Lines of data
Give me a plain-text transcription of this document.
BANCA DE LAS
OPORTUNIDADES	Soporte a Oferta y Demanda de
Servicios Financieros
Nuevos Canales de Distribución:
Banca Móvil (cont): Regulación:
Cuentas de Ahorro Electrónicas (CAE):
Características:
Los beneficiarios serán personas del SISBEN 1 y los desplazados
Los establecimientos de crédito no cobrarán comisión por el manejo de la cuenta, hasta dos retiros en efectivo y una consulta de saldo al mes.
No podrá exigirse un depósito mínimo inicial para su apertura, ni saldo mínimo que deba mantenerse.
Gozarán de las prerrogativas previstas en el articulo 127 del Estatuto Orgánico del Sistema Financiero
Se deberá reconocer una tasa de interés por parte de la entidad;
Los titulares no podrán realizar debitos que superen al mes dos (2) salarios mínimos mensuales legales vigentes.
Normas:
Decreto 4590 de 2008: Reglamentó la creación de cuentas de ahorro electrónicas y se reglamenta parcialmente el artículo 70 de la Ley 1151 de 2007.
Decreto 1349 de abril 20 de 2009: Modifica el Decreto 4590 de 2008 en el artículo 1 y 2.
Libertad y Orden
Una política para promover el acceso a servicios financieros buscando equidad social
==
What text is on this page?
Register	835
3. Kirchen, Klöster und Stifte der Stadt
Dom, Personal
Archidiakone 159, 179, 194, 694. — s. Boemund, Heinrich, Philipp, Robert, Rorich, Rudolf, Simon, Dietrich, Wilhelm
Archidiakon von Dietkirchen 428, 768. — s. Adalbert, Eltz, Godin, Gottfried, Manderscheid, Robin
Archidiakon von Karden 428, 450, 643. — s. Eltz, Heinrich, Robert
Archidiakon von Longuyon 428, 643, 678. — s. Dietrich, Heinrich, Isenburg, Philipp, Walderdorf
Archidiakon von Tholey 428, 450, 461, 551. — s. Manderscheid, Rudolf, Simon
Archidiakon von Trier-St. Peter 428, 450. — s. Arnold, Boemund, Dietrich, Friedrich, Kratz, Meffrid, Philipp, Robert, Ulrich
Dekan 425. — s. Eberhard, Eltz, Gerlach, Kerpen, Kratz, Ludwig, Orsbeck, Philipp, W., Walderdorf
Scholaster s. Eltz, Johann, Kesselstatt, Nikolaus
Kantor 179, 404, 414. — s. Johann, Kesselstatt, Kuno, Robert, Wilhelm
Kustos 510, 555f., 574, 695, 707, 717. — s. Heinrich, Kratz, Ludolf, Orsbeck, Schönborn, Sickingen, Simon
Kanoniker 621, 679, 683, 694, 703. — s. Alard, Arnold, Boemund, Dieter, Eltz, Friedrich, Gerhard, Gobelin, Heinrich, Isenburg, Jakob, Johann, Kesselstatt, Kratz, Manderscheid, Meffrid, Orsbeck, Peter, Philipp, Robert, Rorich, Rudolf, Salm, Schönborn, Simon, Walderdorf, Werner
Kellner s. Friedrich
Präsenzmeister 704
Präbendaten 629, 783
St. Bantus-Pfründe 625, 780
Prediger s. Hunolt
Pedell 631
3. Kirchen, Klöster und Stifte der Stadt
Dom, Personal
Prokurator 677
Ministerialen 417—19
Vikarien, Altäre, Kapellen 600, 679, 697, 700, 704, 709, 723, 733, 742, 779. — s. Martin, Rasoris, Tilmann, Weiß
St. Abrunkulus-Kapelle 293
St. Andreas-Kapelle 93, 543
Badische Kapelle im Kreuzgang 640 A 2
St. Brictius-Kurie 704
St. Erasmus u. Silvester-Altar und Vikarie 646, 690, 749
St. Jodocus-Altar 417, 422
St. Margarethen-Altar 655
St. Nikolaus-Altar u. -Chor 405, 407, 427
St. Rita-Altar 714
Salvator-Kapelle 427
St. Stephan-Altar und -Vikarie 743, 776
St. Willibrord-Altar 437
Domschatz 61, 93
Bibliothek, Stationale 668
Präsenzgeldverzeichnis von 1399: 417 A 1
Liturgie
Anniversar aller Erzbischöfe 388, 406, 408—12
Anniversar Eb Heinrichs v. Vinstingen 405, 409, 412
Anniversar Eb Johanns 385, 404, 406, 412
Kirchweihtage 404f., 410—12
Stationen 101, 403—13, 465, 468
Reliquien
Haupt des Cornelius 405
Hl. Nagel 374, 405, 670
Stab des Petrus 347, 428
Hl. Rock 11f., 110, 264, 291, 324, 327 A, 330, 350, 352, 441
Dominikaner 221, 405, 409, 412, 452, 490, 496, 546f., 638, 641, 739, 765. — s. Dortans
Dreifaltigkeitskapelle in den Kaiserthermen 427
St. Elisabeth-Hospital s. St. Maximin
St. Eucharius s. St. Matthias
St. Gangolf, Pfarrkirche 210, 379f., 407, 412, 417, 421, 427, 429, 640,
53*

REQUIREMENTS: Point out every line holding the string "para" and copy it.

THE RESPONSE:
No podrá exigirse un depósito mínimo inicial para su apertura, ni saldo mínimo que deba mantenerse.
Una política para promover el acceso a servicios financieros buscando equidad social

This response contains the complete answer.